### PROBLEM
Whenever a line contains the string "kind", copy it out of the entries.

### EXCERPTED DATA
···

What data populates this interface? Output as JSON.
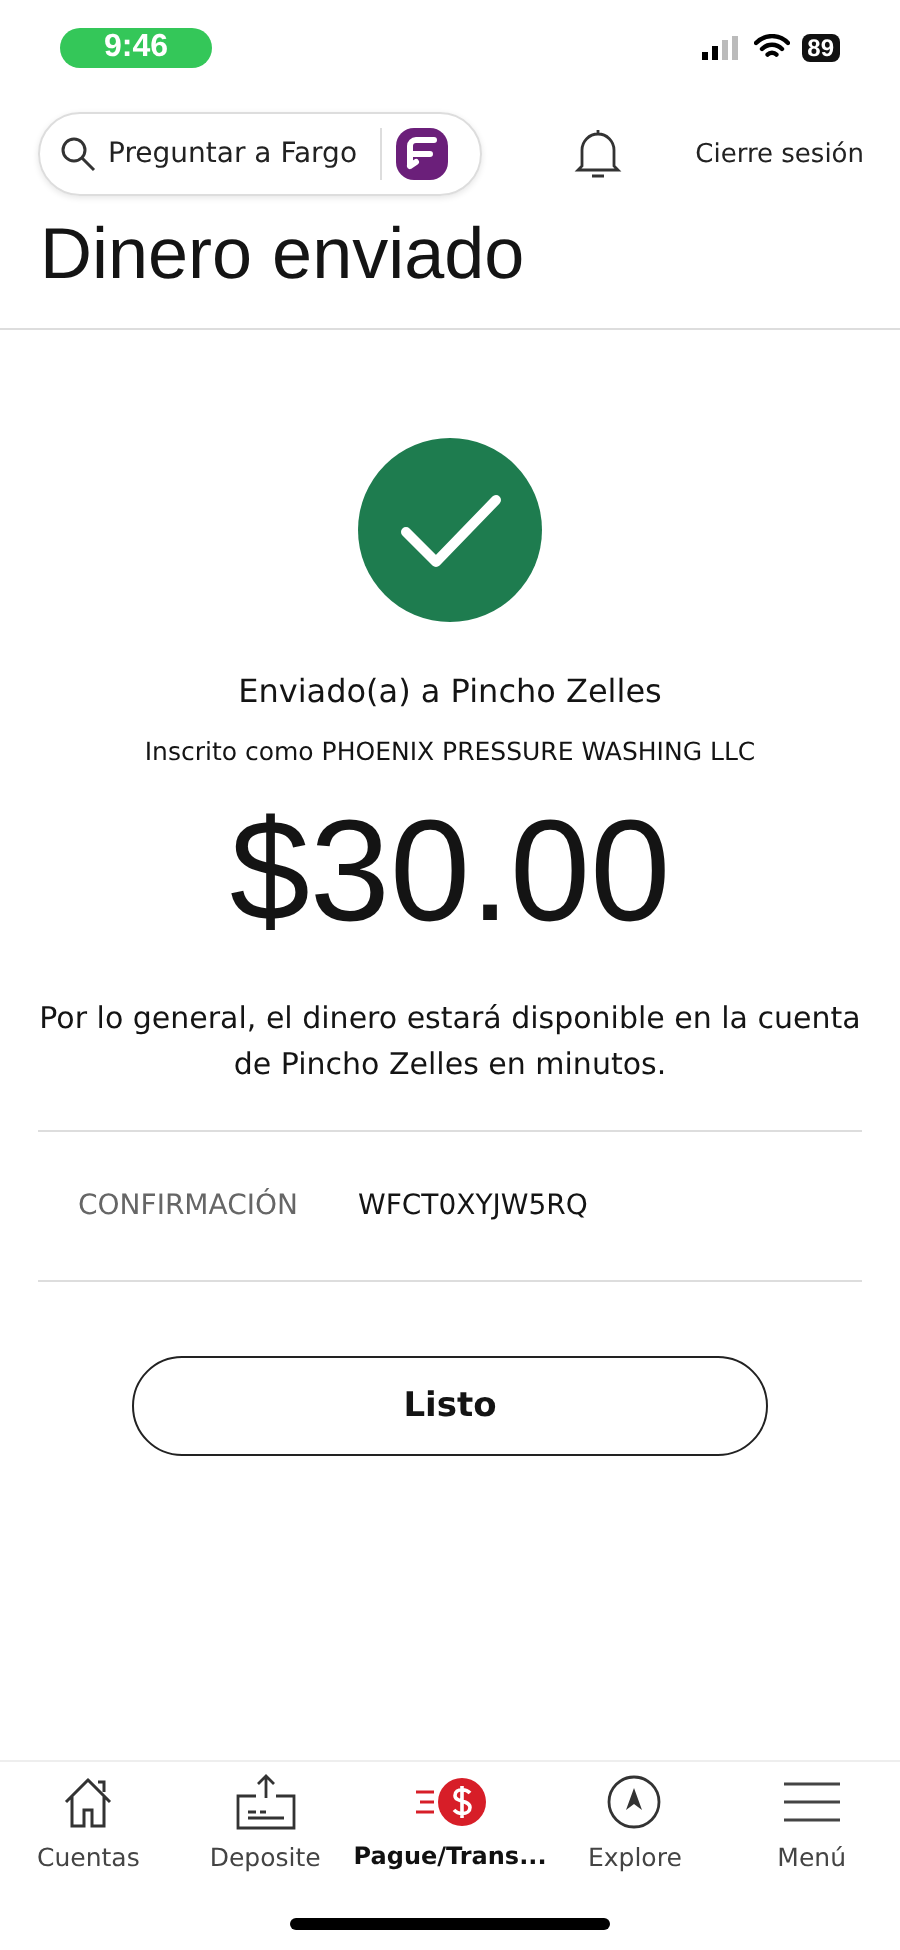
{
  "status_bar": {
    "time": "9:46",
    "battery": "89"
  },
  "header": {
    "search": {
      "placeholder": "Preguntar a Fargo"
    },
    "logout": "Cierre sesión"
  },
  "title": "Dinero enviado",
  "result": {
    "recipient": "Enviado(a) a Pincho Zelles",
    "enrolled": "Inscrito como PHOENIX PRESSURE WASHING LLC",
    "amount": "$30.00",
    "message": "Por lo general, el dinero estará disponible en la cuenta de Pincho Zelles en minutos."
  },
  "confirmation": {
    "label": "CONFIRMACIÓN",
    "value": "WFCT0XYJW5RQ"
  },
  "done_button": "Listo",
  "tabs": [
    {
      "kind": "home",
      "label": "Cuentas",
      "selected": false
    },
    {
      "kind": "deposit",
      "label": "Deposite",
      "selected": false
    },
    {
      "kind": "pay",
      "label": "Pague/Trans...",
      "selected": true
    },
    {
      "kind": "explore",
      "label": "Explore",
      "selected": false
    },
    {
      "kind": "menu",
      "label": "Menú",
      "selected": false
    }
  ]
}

···

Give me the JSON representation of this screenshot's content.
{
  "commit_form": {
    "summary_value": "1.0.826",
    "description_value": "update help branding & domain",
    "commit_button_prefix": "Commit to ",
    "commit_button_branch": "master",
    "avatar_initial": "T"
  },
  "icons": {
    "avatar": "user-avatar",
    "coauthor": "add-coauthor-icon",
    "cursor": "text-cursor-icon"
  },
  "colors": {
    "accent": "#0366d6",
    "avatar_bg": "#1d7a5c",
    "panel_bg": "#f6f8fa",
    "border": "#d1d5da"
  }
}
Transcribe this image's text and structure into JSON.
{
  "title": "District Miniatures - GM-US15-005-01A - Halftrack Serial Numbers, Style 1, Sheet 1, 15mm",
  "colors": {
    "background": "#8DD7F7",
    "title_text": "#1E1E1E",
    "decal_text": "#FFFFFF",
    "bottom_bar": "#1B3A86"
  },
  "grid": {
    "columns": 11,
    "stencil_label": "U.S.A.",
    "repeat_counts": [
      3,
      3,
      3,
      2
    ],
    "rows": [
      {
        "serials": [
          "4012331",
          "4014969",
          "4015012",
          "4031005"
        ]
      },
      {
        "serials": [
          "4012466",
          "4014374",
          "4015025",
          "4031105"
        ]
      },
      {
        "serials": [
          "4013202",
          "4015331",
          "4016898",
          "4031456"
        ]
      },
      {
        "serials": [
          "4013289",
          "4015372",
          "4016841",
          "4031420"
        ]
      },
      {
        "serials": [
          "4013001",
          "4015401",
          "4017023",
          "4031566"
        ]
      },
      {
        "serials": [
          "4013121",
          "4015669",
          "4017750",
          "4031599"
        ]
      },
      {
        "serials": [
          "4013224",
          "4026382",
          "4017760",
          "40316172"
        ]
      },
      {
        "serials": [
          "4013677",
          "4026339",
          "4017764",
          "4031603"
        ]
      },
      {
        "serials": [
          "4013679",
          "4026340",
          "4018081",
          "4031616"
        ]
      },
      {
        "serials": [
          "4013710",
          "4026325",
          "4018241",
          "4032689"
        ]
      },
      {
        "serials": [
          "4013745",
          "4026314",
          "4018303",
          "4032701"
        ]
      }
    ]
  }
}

···

### WRITTEN REPLY
      "kind": "home",
      "kind": "deposit",
      "kind": "pay",
      "kind": "explore",
      "kind": "menu",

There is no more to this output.